■ SET TASK:
Copy the rows verbatim, starting with the first one and ending after the row that contains "left-error-velocity-marker-30 (327, 224, 335, 232)".

■ INPUT MATERIAL:

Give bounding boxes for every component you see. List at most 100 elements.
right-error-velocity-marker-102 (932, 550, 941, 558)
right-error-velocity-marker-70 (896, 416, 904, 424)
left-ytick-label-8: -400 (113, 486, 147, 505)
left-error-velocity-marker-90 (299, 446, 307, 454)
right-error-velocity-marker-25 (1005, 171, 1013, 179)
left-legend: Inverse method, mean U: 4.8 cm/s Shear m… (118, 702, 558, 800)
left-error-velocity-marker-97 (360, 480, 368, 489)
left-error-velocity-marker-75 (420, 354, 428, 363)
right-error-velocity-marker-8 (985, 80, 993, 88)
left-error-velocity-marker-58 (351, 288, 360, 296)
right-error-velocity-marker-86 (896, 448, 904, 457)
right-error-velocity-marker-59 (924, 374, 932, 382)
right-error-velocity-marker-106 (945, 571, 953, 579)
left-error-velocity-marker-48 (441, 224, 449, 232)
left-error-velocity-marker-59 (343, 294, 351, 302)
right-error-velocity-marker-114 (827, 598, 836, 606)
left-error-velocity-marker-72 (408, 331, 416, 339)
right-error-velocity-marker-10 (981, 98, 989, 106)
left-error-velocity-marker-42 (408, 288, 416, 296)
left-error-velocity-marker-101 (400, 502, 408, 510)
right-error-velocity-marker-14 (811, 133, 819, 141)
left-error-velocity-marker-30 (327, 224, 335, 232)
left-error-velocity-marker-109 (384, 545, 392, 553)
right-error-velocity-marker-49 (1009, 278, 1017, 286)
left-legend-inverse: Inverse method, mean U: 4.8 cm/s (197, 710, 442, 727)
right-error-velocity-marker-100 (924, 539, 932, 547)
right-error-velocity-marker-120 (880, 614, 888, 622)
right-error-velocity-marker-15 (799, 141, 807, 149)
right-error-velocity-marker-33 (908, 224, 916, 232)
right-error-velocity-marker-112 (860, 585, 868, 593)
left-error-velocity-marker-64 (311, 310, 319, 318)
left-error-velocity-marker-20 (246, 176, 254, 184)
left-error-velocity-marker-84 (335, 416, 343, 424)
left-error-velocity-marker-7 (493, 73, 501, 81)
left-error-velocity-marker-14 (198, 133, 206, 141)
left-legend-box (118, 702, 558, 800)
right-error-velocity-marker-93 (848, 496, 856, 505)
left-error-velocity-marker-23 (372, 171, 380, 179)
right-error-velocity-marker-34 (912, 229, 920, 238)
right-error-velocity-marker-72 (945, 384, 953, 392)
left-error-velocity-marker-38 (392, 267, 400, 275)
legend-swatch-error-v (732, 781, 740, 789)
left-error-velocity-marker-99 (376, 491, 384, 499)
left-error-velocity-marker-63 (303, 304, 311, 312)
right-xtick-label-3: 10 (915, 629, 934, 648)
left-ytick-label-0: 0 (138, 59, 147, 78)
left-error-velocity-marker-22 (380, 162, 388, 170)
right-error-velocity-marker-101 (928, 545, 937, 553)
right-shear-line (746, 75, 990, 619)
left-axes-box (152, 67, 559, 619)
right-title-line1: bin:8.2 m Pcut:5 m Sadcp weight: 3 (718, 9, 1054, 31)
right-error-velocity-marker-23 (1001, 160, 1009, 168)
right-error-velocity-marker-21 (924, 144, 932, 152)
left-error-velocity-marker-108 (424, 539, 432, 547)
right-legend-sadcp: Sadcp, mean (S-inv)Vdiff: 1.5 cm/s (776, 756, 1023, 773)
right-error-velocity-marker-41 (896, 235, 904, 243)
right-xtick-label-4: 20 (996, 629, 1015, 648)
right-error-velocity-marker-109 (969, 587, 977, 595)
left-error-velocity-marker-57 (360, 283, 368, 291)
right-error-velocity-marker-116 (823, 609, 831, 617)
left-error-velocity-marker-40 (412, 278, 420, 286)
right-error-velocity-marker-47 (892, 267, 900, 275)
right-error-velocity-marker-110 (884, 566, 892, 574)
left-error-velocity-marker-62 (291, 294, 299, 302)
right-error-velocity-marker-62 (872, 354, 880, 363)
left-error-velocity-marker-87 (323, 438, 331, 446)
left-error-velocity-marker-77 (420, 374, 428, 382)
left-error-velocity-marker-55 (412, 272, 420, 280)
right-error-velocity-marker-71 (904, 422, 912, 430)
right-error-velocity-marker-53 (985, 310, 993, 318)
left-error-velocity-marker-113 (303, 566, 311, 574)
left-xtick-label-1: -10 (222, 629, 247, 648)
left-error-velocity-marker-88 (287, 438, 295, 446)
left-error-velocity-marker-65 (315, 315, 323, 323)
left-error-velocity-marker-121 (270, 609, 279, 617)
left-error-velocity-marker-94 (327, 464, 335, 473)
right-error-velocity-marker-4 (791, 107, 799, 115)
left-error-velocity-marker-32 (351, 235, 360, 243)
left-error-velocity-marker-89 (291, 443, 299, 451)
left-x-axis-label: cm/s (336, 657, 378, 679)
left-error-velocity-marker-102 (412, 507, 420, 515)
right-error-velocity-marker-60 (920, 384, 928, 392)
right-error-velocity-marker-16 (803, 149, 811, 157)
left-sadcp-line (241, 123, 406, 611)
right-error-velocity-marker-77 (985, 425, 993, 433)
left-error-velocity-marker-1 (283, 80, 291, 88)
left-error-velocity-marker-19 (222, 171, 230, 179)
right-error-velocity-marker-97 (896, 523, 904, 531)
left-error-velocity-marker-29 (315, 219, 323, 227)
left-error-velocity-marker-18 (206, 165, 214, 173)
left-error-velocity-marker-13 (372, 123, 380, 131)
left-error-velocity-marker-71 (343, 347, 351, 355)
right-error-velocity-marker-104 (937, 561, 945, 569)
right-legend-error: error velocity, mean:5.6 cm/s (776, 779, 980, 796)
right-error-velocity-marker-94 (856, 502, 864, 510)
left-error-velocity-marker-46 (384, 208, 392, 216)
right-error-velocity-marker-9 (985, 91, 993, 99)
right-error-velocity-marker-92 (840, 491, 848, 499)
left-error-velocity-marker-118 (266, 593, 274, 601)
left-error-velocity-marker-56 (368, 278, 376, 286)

■ RESULT FOR THIS EXERCISE:
Give bounding boxes for every component you see. List at most 100 elements.
right-error-velocity-marker-102 (932, 550, 941, 558)
right-error-velocity-marker-70 (896, 416, 904, 424)
left-ytick-label-8: -400 (113, 486, 147, 505)
left-error-velocity-marker-90 (299, 446, 307, 454)
right-error-velocity-marker-25 (1005, 171, 1013, 179)
left-legend: Inverse method, mean U: 4.8 cm/s Shear m… (118, 702, 558, 800)
left-error-velocity-marker-97 (360, 480, 368, 489)
left-error-velocity-marker-75 (420, 354, 428, 363)
right-error-velocity-marker-8 (985, 80, 993, 88)
left-error-velocity-marker-58 (351, 288, 360, 296)
right-error-velocity-marker-86 (896, 448, 904, 457)
right-error-velocity-marker-59 (924, 374, 932, 382)
right-error-velocity-marker-106 (945, 571, 953, 579)
left-error-velocity-marker-48 (441, 224, 449, 232)
left-error-velocity-marker-59 (343, 294, 351, 302)
right-error-velocity-marker-114 (827, 598, 836, 606)
left-error-velocity-marker-72 (408, 331, 416, 339)
right-error-velocity-marker-10 (981, 98, 989, 106)
left-error-velocity-marker-42 (408, 288, 416, 296)
left-error-velocity-marker-101 (400, 502, 408, 510)
right-error-velocity-marker-14 (811, 133, 819, 141)
left-error-velocity-marker-30 (327, 224, 335, 232)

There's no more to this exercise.